# Required work
Reproduce all the entries precisely.

# Supplied records
···
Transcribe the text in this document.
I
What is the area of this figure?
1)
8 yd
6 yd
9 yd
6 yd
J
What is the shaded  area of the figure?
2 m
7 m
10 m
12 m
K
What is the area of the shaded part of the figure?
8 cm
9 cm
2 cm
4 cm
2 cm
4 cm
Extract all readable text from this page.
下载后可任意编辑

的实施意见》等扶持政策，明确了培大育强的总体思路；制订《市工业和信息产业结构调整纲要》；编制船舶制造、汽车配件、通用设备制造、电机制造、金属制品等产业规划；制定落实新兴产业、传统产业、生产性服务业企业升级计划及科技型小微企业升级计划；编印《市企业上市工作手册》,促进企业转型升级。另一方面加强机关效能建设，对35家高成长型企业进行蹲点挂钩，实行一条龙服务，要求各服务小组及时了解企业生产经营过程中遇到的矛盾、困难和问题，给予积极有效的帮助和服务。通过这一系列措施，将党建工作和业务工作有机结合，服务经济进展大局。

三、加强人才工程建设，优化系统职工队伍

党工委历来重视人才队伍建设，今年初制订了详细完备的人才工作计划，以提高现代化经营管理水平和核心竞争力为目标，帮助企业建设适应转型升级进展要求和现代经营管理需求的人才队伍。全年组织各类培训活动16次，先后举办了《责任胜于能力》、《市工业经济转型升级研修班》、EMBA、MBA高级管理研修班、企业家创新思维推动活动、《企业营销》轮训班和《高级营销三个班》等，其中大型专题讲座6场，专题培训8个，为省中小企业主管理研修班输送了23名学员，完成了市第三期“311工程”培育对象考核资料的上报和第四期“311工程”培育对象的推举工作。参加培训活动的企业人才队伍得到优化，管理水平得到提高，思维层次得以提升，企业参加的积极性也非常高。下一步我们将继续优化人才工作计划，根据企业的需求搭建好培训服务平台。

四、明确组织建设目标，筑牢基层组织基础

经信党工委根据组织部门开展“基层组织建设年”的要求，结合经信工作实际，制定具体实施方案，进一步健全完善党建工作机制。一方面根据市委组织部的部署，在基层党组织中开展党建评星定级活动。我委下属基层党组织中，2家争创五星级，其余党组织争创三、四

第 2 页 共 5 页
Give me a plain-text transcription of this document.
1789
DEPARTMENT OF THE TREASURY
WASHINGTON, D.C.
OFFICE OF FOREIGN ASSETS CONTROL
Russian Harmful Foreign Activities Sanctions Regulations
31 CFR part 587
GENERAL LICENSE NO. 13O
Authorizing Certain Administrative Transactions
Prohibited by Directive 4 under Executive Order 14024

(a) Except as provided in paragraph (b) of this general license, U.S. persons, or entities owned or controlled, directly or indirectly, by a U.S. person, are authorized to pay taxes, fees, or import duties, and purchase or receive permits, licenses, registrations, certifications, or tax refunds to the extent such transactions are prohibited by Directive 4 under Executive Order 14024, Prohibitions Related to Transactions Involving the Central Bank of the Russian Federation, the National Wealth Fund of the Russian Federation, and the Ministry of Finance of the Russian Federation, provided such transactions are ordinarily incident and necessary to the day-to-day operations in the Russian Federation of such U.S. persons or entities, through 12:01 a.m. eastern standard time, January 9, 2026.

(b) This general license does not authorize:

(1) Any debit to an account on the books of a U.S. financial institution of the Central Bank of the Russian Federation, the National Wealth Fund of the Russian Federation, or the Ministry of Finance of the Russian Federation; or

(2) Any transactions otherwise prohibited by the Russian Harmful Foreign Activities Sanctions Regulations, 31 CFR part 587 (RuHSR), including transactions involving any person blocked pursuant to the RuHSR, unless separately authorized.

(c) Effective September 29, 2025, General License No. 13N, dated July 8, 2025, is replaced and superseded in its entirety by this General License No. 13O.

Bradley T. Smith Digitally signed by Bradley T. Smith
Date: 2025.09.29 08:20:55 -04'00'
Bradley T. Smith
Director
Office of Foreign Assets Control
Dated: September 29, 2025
···
# Response for this exercise
Transcribe the text in this document.
I
What is the area of this figure?
1)
8 yd
6 yd
9 yd
6 yd
J
What is the shaded  area of the figure?
2 m
7 m
10 m
12 m
K
What is the area of the shaded part of the figure?
8 cm
9 cm
2 cm
4 cm
2 cm
4 cm
Extract all readable text from this page.
下载后可任意编辑

的实施意见》等扶持政策，明确了培大育强的总体思路；制订《市工业和信息产业结构调整纲要》；编制船舶制造、汽车配件、通用设备制造、电机制造、金属制品等产业规划；制定落实新兴产业、传统产业、生产性服务业企业升级计划及科技型小微企业升级计划；编印《市企业上市工作手册》,促进企业转型升级。另一方面加强机关效能建设，对35家高成长型企业进行蹲点挂钩，实行一条龙服务，要求各服务小组及时了解企业生产经营过程中遇到的矛盾、困难和问题，给予积极有效的帮助和服务。通过这一系列措施，将党建工作和业务工作有机结合，服务经济进展大局。

三、加强人才工程建设，优化系统职工队伍

党工委历来重视人才队伍建设，今年初制订了详细完备的人才工作计划，以提高现代化经营管理水平和核心竞争力为目标，帮助企业建设适应转型升级进展要求和现代经营管理需求的人才队伍。全年组织各类培训活动16次，先后举办了《责任胜于能力》、《市工业经济转型升级研修班》、EMBA、MBA高级管理研修班、企业家创新思维推动活动、《企业营销》轮训班和《高级营销三个班》等，其中大型专题讲座6场，专题培训8个，为省中小企业主管理研修班输送了23名学员，完成了市第三期“311工程”培育对象考核资料的上报和第四期“311工程”培育对象的推举工作。参加培训活动的企业人才队伍得到优化，管理水平得到提高，思维层次得以提升，企业参加的积极性也非常高。下一步我们将继续优化人才工作计划，根据企业的需求搭建好培训服务平台。

四、明确组织建设目标，筑牢基层组织基础

经信党工委根据组织部门开展“基层组织建设年”的要求，结合经信工作实际，制定具体实施方案，进一步健全完善党建工作机制。一方面根据市委组织部的部署，在基层党组织中开展党建评星定级活动。我委下属基层党组织中，2家争创五星级，其余党组织争创三、四

第 2 页 共 5 页
Give me a plain-text transcription of this document.
1789
DEPARTMENT OF THE TREASURY
WASHINGTON, D.C.
OFFICE OF FOREIGN ASSETS CONTROL
Russian Harmful Foreign Activities Sanctions Regulations
31 CFR part 587
GENERAL LICENSE NO. 13O
Authorizing Certain Administrative Transactions
Prohibited by Directive 4 under Executive Order 14024

(a) Except as provided in paragraph (b) of this general license, U.S. persons, or entities owned or controlled, directly or indirectly, by a U.S. person, are authorized to pay taxes, fees, or import duties, and purchase or receive permits, licenses, registrations, certifications, or tax refunds to the extent such transactions are prohibited by Directive 4 under Executive Order 14024, Prohibitions Related to Transactions Involving the Central Bank of the Russian Federation, the National Wealth Fund of the Russian Federation, and the Ministry of Finance of the Russian Federation, provided such transactions are ordinarily incident and necessary to the day-to-day operations in the Russian Federation of such U.S. persons or entities, through 12:01 a.m. eastern standard time, January 9, 2026.

(b) This general license does not authorize:

(1) Any debit to an account on the books of a U.S. financial institution of the Central Bank of the Russian Federation, the National Wealth Fund of the Russian Federation, or the Ministry of Finance of the Russian Federation; or

(2) Any transactions otherwise prohibited by the Russian Harmful Foreign Activities Sanctions Regulations, 31 CFR part 587 (RuHSR), including transactions involving any person blocked pursuant to the RuHSR, unless separately authorized.

(c) Effective September 29, 2025, General License No. 13N, dated July 8, 2025, is replaced and superseded in its entirety by this General License No. 13O.

Bradley T. Smith Digitally signed by Bradley T. Smith
Date: 2025.09.29 08:20:55 -04'00'
Bradley T. Smith
Director
Office of Foreign Assets Control
Dated: September 29, 2025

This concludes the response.